### Required work
Copy the stretch of the listing from its first line through the line containing "scatter-point — [255, 407, 268, 420]", both ends included, reproducing each line verbatim.

══ Entries ══

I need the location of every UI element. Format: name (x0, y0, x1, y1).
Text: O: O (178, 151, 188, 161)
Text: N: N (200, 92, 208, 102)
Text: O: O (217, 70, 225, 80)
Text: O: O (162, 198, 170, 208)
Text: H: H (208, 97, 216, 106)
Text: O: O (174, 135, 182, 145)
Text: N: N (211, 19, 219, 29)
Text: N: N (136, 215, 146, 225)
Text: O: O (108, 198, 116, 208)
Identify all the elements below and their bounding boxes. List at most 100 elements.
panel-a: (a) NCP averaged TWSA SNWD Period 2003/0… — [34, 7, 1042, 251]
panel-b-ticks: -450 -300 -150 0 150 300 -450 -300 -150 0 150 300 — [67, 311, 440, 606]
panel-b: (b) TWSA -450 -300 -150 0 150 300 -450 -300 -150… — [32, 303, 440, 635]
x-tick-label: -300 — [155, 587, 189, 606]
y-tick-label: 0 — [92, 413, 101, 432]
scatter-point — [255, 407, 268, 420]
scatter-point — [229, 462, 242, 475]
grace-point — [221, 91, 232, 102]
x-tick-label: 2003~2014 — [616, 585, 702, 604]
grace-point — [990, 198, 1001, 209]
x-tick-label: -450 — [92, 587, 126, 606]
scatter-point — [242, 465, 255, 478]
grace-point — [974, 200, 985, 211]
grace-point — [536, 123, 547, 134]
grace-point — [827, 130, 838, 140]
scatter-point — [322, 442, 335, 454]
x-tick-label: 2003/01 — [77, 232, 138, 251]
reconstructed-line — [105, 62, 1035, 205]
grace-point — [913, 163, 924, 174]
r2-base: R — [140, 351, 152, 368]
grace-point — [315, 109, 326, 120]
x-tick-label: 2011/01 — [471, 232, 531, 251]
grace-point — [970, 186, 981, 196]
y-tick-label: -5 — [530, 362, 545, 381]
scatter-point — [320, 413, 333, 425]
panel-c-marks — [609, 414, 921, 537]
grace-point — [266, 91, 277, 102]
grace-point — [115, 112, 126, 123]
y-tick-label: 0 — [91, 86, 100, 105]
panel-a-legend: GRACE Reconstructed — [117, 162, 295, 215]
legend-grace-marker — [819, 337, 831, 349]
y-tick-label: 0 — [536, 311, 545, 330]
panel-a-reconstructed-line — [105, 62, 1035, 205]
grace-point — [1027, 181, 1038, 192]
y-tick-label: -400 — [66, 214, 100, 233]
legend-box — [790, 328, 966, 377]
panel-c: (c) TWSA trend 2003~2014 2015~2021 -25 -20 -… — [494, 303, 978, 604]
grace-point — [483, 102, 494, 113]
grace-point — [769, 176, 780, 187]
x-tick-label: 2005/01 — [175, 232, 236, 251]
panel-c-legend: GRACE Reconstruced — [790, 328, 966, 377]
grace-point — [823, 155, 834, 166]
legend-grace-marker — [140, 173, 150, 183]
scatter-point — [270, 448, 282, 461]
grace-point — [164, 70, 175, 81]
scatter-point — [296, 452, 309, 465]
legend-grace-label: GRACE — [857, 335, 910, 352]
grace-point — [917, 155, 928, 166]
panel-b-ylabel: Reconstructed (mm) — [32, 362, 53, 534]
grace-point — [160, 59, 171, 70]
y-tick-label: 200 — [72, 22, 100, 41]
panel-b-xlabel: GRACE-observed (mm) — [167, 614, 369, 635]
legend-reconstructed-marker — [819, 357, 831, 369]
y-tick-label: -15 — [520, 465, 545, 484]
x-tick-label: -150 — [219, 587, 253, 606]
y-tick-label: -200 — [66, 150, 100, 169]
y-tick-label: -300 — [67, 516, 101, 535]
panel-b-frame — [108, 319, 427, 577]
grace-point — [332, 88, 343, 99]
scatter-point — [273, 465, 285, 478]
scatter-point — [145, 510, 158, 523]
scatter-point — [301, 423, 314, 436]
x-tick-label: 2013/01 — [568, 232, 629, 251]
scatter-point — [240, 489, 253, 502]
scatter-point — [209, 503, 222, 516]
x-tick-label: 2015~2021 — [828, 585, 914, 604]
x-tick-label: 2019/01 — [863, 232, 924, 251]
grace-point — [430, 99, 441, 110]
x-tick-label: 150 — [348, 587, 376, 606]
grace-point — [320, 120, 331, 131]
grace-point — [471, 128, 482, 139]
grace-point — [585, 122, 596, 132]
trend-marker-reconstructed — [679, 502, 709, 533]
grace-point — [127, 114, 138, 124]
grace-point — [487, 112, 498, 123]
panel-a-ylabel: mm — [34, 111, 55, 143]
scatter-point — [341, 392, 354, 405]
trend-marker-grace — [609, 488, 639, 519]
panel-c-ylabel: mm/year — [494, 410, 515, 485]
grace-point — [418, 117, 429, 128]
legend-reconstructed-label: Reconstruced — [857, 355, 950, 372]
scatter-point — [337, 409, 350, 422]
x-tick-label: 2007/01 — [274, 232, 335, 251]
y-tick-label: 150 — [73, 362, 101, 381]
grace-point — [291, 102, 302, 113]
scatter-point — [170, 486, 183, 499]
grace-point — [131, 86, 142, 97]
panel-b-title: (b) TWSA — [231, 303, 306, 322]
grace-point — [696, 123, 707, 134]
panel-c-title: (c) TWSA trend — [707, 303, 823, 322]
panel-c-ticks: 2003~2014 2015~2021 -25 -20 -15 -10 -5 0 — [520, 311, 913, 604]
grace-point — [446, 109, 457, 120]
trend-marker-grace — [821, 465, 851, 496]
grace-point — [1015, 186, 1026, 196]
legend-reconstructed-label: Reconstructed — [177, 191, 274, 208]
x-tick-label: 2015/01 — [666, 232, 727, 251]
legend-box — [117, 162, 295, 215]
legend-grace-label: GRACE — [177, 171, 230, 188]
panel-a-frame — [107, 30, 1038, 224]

═══

### Response to the exercise
I need the location of every UI element. Format: name (x0, y0, x1, y1).
Text: O: O (178, 151, 188, 161)
Text: N: N (200, 92, 208, 102)
Text: O: O (217, 70, 225, 80)
Text: O: O (162, 198, 170, 208)
Text: H: H (208, 97, 216, 106)
Text: O: O (174, 135, 182, 145)
Text: N: N (211, 19, 219, 29)
Text: N: N (136, 215, 146, 225)
Text: O: O (108, 198, 116, 208)
Identify all the elements below and their bounding boxes. List at most 100 elements.
panel-a: (a) NCP averaged TWSA SNWD Period 2003/0… — [34, 7, 1042, 251]
panel-b-ticks: -450 -300 -150 0 150 300 -450 -300 -150 0 150 300 — [67, 311, 440, 606]
panel-b: (b) TWSA -450 -300 -150 0 150 300 -450 -300 -150… — [32, 303, 440, 635]
x-tick-label: -300 — [155, 587, 189, 606]
y-tick-label: 0 — [92, 413, 101, 432]
scatter-point — [255, 407, 268, 420]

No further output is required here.